▶ [Prompt] Write out all of the entries exactly, please.
* begin *
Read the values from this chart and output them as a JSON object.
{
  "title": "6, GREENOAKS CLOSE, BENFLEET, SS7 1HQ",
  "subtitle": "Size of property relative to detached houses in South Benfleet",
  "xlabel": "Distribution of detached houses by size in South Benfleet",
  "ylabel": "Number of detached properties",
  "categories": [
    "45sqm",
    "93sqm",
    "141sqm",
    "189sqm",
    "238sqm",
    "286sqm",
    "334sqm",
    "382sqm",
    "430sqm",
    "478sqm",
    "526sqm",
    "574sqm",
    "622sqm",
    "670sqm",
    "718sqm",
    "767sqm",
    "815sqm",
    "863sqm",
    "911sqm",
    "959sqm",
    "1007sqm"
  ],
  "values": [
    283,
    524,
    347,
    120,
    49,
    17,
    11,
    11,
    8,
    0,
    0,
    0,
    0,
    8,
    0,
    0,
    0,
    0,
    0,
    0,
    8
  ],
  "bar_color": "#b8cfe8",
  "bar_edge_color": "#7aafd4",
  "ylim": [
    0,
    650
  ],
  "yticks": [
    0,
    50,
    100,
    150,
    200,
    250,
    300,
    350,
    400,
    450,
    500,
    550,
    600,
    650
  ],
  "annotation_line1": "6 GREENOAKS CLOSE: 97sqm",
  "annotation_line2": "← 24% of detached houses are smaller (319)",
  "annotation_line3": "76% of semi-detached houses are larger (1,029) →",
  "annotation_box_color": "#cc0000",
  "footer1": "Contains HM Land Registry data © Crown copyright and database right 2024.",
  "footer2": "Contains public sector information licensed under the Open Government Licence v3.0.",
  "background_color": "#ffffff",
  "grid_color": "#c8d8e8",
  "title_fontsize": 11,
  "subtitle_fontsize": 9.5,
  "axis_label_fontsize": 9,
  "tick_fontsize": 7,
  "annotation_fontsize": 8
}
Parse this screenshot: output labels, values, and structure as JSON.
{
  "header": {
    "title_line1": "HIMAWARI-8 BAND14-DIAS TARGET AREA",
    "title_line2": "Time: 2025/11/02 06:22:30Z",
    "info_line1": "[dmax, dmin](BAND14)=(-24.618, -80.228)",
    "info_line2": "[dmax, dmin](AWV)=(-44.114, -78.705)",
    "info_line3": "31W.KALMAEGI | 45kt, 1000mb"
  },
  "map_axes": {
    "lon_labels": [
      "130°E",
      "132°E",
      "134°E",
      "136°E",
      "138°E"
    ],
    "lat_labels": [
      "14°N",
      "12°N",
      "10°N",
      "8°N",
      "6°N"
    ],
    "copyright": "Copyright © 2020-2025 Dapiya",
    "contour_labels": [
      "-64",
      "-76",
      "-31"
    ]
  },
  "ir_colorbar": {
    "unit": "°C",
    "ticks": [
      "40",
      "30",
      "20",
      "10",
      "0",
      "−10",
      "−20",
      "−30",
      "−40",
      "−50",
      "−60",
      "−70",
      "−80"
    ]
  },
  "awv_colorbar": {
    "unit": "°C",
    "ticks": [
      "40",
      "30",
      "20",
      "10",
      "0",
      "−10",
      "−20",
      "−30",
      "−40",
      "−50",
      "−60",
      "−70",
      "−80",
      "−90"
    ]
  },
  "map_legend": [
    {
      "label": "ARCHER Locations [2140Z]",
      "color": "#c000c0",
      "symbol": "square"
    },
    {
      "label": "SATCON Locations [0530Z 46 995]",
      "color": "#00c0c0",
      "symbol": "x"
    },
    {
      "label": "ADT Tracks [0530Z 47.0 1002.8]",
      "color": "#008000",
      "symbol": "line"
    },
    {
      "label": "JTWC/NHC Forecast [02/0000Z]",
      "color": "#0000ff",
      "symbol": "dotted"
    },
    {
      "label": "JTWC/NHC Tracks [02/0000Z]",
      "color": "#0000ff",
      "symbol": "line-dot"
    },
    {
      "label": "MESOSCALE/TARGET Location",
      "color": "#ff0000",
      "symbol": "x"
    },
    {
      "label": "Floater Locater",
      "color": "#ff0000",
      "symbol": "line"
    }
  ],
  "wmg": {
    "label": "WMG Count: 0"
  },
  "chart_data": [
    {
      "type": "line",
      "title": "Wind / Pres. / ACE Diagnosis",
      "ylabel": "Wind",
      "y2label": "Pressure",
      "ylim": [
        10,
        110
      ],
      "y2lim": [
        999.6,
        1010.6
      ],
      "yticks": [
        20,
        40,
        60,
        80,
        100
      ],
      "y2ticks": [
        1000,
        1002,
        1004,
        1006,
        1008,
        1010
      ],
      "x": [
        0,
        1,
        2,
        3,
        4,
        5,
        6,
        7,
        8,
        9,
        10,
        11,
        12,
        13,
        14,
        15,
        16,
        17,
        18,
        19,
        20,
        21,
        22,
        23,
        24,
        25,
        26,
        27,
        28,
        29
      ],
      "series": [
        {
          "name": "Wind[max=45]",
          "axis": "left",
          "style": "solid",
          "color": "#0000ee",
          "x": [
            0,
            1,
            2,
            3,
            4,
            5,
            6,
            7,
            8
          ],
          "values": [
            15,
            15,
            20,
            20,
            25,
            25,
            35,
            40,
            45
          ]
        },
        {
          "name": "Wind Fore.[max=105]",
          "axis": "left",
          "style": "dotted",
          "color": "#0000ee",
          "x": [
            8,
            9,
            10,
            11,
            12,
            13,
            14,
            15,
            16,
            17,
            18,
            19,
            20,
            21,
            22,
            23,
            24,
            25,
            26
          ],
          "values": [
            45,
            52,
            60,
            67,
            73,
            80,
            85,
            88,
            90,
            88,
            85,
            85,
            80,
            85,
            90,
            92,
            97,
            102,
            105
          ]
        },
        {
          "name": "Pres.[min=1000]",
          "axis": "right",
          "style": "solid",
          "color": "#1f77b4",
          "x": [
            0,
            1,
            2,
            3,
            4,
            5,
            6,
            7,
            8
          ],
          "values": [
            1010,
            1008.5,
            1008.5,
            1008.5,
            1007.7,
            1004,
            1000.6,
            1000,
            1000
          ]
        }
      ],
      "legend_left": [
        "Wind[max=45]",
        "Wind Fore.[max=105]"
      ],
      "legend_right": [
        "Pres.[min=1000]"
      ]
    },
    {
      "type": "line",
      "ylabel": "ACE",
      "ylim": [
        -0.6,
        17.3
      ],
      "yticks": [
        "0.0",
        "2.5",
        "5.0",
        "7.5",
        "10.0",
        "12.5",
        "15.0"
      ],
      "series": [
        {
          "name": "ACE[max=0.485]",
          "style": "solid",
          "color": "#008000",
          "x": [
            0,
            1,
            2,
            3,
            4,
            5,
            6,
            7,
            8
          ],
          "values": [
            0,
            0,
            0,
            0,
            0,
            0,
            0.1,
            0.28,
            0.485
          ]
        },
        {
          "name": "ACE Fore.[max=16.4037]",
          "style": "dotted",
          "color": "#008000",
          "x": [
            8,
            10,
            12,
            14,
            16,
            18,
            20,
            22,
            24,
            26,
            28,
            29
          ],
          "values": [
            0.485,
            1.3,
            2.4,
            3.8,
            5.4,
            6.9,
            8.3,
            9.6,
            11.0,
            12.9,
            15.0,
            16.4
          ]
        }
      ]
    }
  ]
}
* end *
▶ [Result for this exercise]
Read the values from this chart and output them as a JSON object.
{
  "title": "6, GREENOAKS CLOSE, BENFLEET, SS7 1HQ",
  "subtitle": "Size of property relative to detached houses in South Benfleet",
  "xlabel": "Distribution of detached houses by size in South Benfleet",
  "ylabel": "Number of detached properties",
  "categories": [
    "45sqm",
    "93sqm",
    "141sqm",
    "189sqm",
    "238sqm",
    "286sqm",
    "334sqm",
    "382sqm",
    "430sqm",
    "478sqm",
    "526sqm",
    "574sqm",
    "622sqm",
    "670sqm",
    "718sqm",
    "767sqm",
    "815sqm",
    "863sqm",
    "911sqm",
    "959sqm",
    "1007sqm"
  ],
  "values": [
    283,
    524,
    347,
    120,
    49,
    17,
    11,
    11,
    8,
    0,
    0,
    0,
    0,
    8,
    0,
    0,
    0,
    0,
    0,
    0,
    8
  ],
  "bar_color": "#b8cfe8",
  "bar_edge_color": "#7aafd4",
  "ylim": [
    0,
    650
  ],
  "yticks": [
    0,
    50,
    100,
    150,
    200,
    250,
    300,
    350,
    400,
    450,
    500,
    550,
    600,
    650
  ],
  "annotation_line1": "6 GREENOAKS CLOSE: 97sqm",
  "annotation_line2": "← 24% of detached houses are smaller (319)",
  "annotation_line3": "76% of semi-detached houses are larger (1,029) →",
  "annotation_box_color": "#cc0000",
  "footer1": "Contains HM Land Registry data © Crown copyright and database right 2024.",
  "footer2": "Contains public sector information licensed under the Open Government Licence v3.0.",
  "background_color": "#ffffff",
  "grid_color": "#c8d8e8",
  "title_fontsize": 11,
  "subtitle_fontsize": 9.5,
  "axis_label_fontsize": 9,
  "tick_fontsize": 7,
  "annotation_fontsize": 8
}
Parse this screenshot: output labels, values, and structure as JSON.
{
  "header": {
    "title_line1": "HIMAWARI-8 BAND14-DIAS TARGET AREA",
    "title_line2": "Time: 2025/11/02 06:22:30Z",
    "info_line1": "[dmax, dmin](BAND14)=(-24.618, -80.228)",
    "info_line2": "[dmax, dmin](AWV)=(-44.114, -78.705)",
    "info_line3": "31W.KALMAEGI | 45kt, 1000mb"
  },
  "map_axes": {
    "lon_labels": [
      "130°E",
      "132°E",
      "134°E",
      "136°E",
      "138°E"
    ],
    "lat_labels": [
      "14°N",
      "12°N",
      "10°N",
      "8°N",
      "6°N"
    ],
    "copyright": "Copyright © 2020-2025 Dapiya",
    "contour_labels": [
      "-64",
      "-76",
      "-31"
    ]
  },
  "ir_colorbar": {
    "unit": "°C",
    "ticks": [
      "40",
      "30",
      "20",
      "10",
      "0",
      "−10",
      "−20",
      "−30",
      "−40",
      "−50",
      "−60",
      "−70",
      "−80"
    ]
  },
  "awv_colorbar": {
    "unit": "°C",
    "ticks": [
      "40",
      "30",
      "20",
      "10",
      "0",
      "−10",
      "−20",
      "−30",
      "−40",
      "−50",
      "−60",
      "−70",
      "−80",
      "−90"
    ]
  },
  "map_legend": [
    {
      "label": "ARCHER Locations [2140Z]",
      "color": "#c000c0",
      "symbol": "square"
    },
    {
      "label": "SATCON Locations [0530Z 46 995]",
      "color": "#00c0c0",
      "symbol": "x"
    },
    {
      "label": "ADT Tracks [0530Z 47.0 1002.8]",
      "color": "#008000",
      "symbol": "line"
    },
    {
      "label": "JTWC/NHC Forecast [02/0000Z]",
      "color": "#0000ff",
      "symbol": "dotted"
    },
    {
      "label": "JTWC/NHC Tracks [02/0000Z]",
      "color": "#0000ff",
      "symbol": "line-dot"
    },
    {
      "label": "MESOSCALE/TARGET Location",
      "color": "#ff0000",
      "symbol": "x"
    },
    {
      "label": "Floater Locater",
      "color": "#ff0000",
      "symbol": "line"
    }
  ],
  "wmg": {
    "label": "WMG Count: 0"
  },
  "chart_data": [
    {
      "type": "line",
      "title": "Wind / Pres. / ACE Diagnosis",
      "ylabel": "Wind",
      "y2label": "Pressure",
      "ylim": [
        10,
        110
      ],
      "y2lim": [
        999.6,
        1010.6
      ],
      "yticks": [
        20,
        40,
        60,
        80,
        100
      ],
      "y2ticks": [
        1000,
        1002,
        1004,
        1006,
        1008,
        1010
      ],
      "x": [
        0,
        1,
        2,
        3,
        4,
        5,
        6,
        7,
        8,
        9,
        10,
        11,
        12,
        13,
        14,
        15,
        16,
        17,
        18,
        19,
        20,
        21,
        22,
        23,
        24,
        25,
        26,
        27,
        28,
        29
      ],
      "series": [
        {
          "name": "Wind[max=45]",
          "axis": "left",
          "style": "solid",
          "color": "#0000ee",
          "x": [
            0,
            1,
            2,
            3,
            4,
            5,
            6,
            7,
            8
          ],
          "values": [
            15,
            15,
            20,
            20,
            25,
            25,
            35,
            40,
            45
          ]
        },
        {
          "name": "Wind Fore.[max=105]",
          "axis": "left",
          "style": "dotted",
          "color": "#0000ee",
          "x": [
            8,
            9,
            10,
            11,
            12,
            13,
            14,
            15,
            16,
            17,
            18,
            19,
            20,
            21,
            22,
            23,
            24,
            25,
            26
          ],
          "values": [
            45,
            52,
            60,
            67,
            73,
            80,
            85,
            88,
            90,
            88,
            85,
            85,
            80,
            85,
            90,
            92,
            97,
            102,
            105
          ]
        },
        {
          "name": "Pres.[min=1000]",
          "axis": "right",
          "style": "solid",
          "color": "#1f77b4",
          "x": [
            0,
            1,
            2,
            3,
            4,
            5,
            6,
            7,
            8
          ],
          "values": [
            1010,
            1008.5,
            1008.5,
            1008.5,
            1007.7,
            1004,
            1000.6,
            1000,
            1000
          ]
        }
      ],
      "legend_left": [
        "Wind[max=45]",
        "Wind Fore.[max=105]"
      ],
      "legend_right": [
        "Pres.[min=1000]"
      ]
    },
    {
      "type": "line",
      "ylabel": "ACE",
      "ylim": [
        -0.6,
        17.3
      ],
      "yticks": [
        "0.0",
        "2.5",
        "5.0",
        "7.5",
        "10.0",
        "12.5",
        "15.0"
      ],
      "series": [
        {
          "name": "ACE[max=0.485]",
          "style": "solid",
          "color": "#008000",
          "x": [
            0,
            1,
            2,
            3,
            4,
            5,
            6,
            7,
            8
          ],
          "values": [
            0,
            0,
            0,
            0,
            0,
            0,
            0.1,
            0.28,
            0.485
          ]
        },
        {
          "name": "ACE Fore.[max=16.4037]",
          "style": "dotted",
          "color": "#008000",
          "x": [
            8,
            10,
            12,
            14,
            16,
            18,
            20,
            22,
            24,
            26,
            28,
            29
          ],
          "values": [
            0.485,
            1.3,
            2.4,
            3.8,
            5.4,
            6.9,
            8.3,
            9.6,
            11.0,
            12.9,
            15.0,
            16.4
          ]
        }
      ]
    }
  ]
}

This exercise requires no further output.